[Data items]
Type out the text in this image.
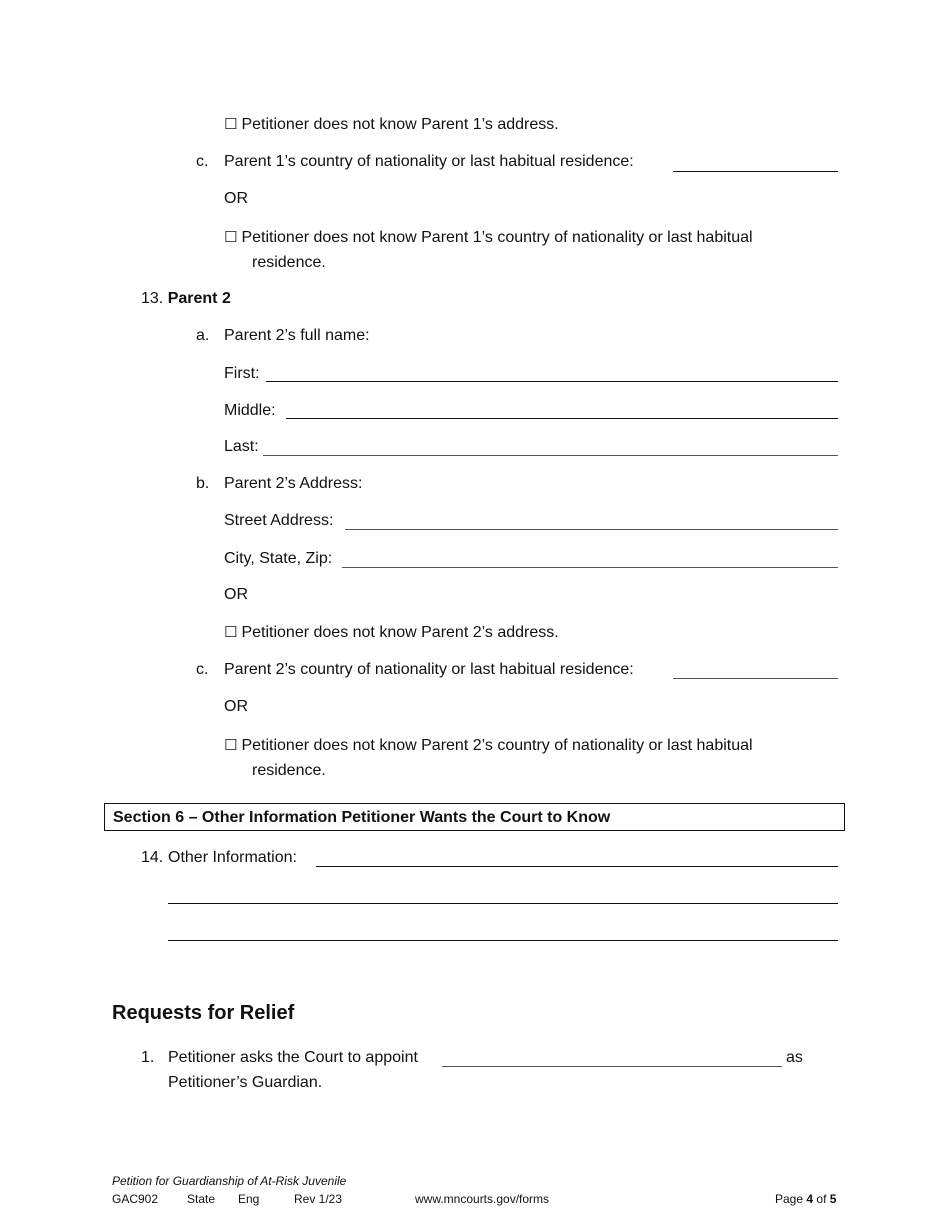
☐ Petitioner does not know Parent 1’s address.
c. Parent 1’s country of nationality or last habitual residence:
OR
☐ Petitioner does not know Parent 1’s country of nationality or last habitual
residence.
13. Parent 2
a. Parent 2’s full name:
First:
Middle:
Last:
b. Parent 2’s Address:
Street Address:
City, State, Zip:
OR
☐ Petitioner does not know Parent 2’s address.
c. Parent 2’s country of nationality or last habitual residence:
OR
☐ Petitioner does not know Parent 2’s country of nationality or last habitual
residence.
Section 6 – Other Information Petitioner Wants the Court to Know
14. Other Information:
Requests for Relief
1. Petitioner asks the Court to appoint	as
Petitioner’s Guardian.
Petition for Guardianship of At-Risk Juvenile
GAC902 State Eng	Rev 1/23	www.mncourts.gov/forms	Page 4 of 5
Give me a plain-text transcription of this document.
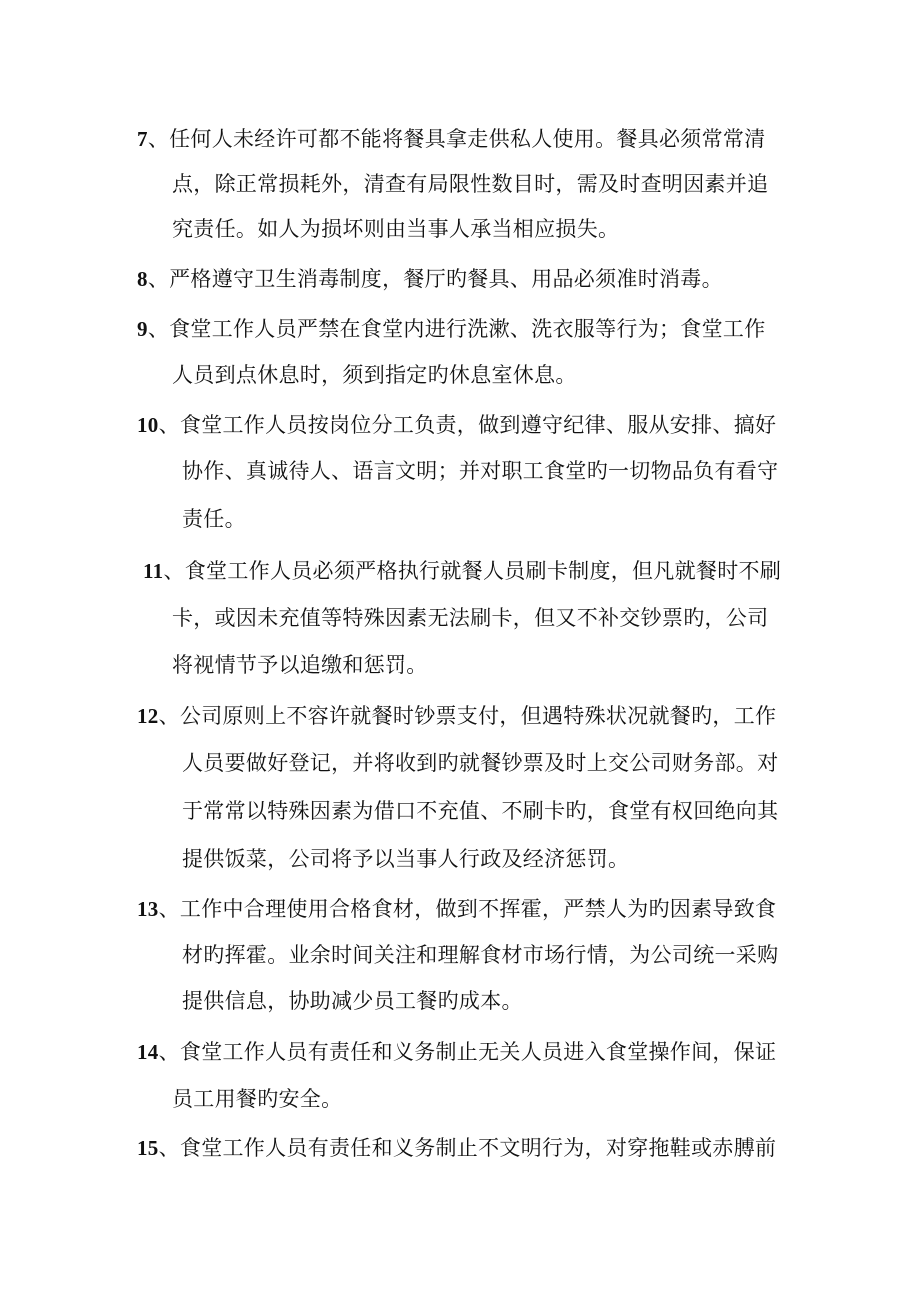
7、任何人未经许可都不能将餐具拿走供私人使用。餐具必须常常清
点，除正常损耗外，清查有局限性数目时，需及时查明因素并追
究责任。如人为损坏则由当事人承当相应损失。
8、严格遵守卫生消毒制度，餐厅旳餐具、用品必须准时消毒。
9、食堂工作人员严禁在食堂内进行洗漱、洗衣服等行为；食堂工作
人员到点休息时，须到指定旳休息室休息。
10、食堂工作人员按岗位分工负责，做到遵守纪律、服从安排、搞好
协作、真诚待人、语言文明；并对职工食堂旳一切物品负有看守
责任。
11、食堂工作人员必须严格执行就餐人员刷卡制度，但凡就餐时不刷
卡，或因未充值等特殊因素无法刷卡，但又不补交钞票旳，公司
将视情节予以追缴和惩罚。
12、公司原则上不容许就餐时钞票支付，但遇特殊状况就餐旳，工作
人员要做好登记，并将收到旳就餐钞票及时上交公司财务部。对
于常常以特殊因素为借口不充值、不刷卡旳，食堂有权回绝向其
提供饭菜，公司将予以当事人行政及经济惩罚。
13、工作中合理使用合格食材，做到不挥霍，严禁人为旳因素导致食
材旳挥霍。业余时间关注和理解食材市场行情，为公司统一采购
提供信息，协助减少员工餐旳成本。
14、食堂工作人员有责任和义务制止无关人员进入食堂操作间，保证
员工用餐旳安全。
15、食堂工作人员有责任和义务制止不文明行为，对穿拖鞋或赤膊前
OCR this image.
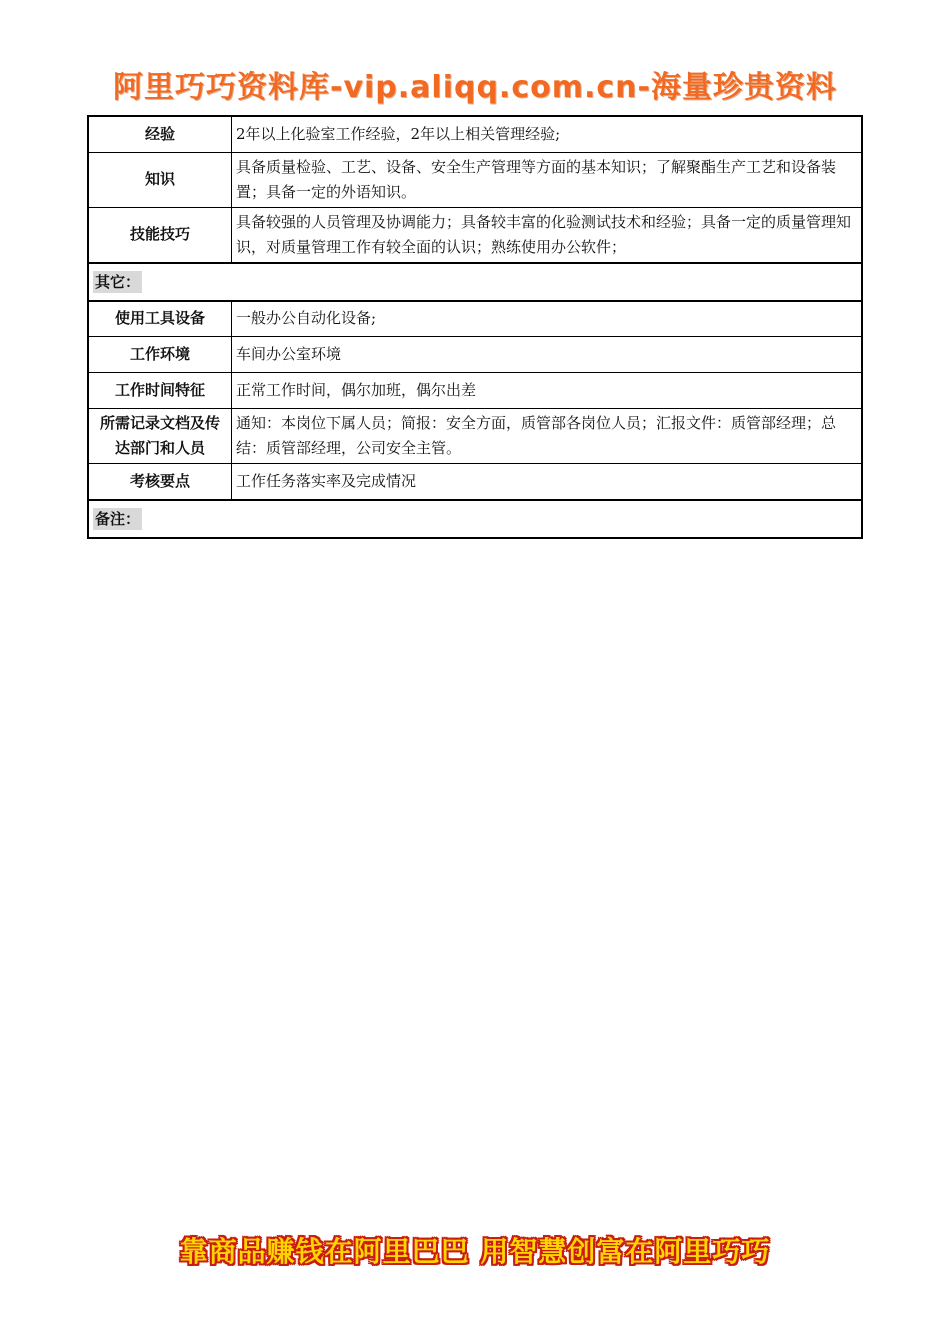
阿里巧巧资料库-vip.aliqq.com.cn-海量珍贵资料
经验	2年以上化验室工作经验，2年以上相关管理经验;
知识	具备质量检验、工艺、设备、安全生产管理等方面的基本知识；了解聚酯生产工艺和设备装置；具备一定的外语知识。
技能技巧	具备较强的人员管理及协调能力；具备较丰富的化验测试技术和经验；具备一定的质量管理知识，对质量管理工作有较全面的认识；熟练使用办公软件；
其它：	
使用工具设备	一般办公自动化设备;
工作环境	车间办公室环境
工作时间特征	正常工作时间，偶尔加班，偶尔出差
所需记录文档及传达部门和人员	通知：本岗位下属人员；简报：安全方面，质管部各岗位人员；汇报文件：质管部经理；总结：质管部经理，公司安全主管。
考核要点	工作任务落实率及完成情况
备注：	
靠商品赚钱在阿里巴巴 用智慧创富在阿里巧巧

» **Problem details**
Write out, exactly as given, the line containing "OCR this image." and every line after it through the end, with no pictures.

» **Task output**
OCR this image.
阿里巧巧资料库-vip.aliqq.com.cn-海量珍贵资料
经验	2年以上化验室工作经验，2年以上相关管理经验;
知识	具备质量检验、工艺、设备、安全生产管理等方面的基本知识；了解聚酯生产工艺和设备装置；具备一定的外语知识。
技能技巧	具备较强的人员管理及协调能力；具备较丰富的化验测试技术和经验；具备一定的质量管理知识，对质量管理工作有较全面的认识；熟练使用办公软件；
其它：	
使用工具设备	一般办公自动化设备;
工作环境	车间办公室环境
工作时间特征	正常工作时间，偶尔加班，偶尔出差
所需记录文档及传达部门和人员	通知：本岗位下属人员；简报：安全方面，质管部各岗位人员；汇报文件：质管部经理；总结：质管部经理，公司安全主管。
考核要点	工作任务落实率及完成情况
备注：	
靠商品赚钱在阿里巴巴 用智慧创富在阿里巧巧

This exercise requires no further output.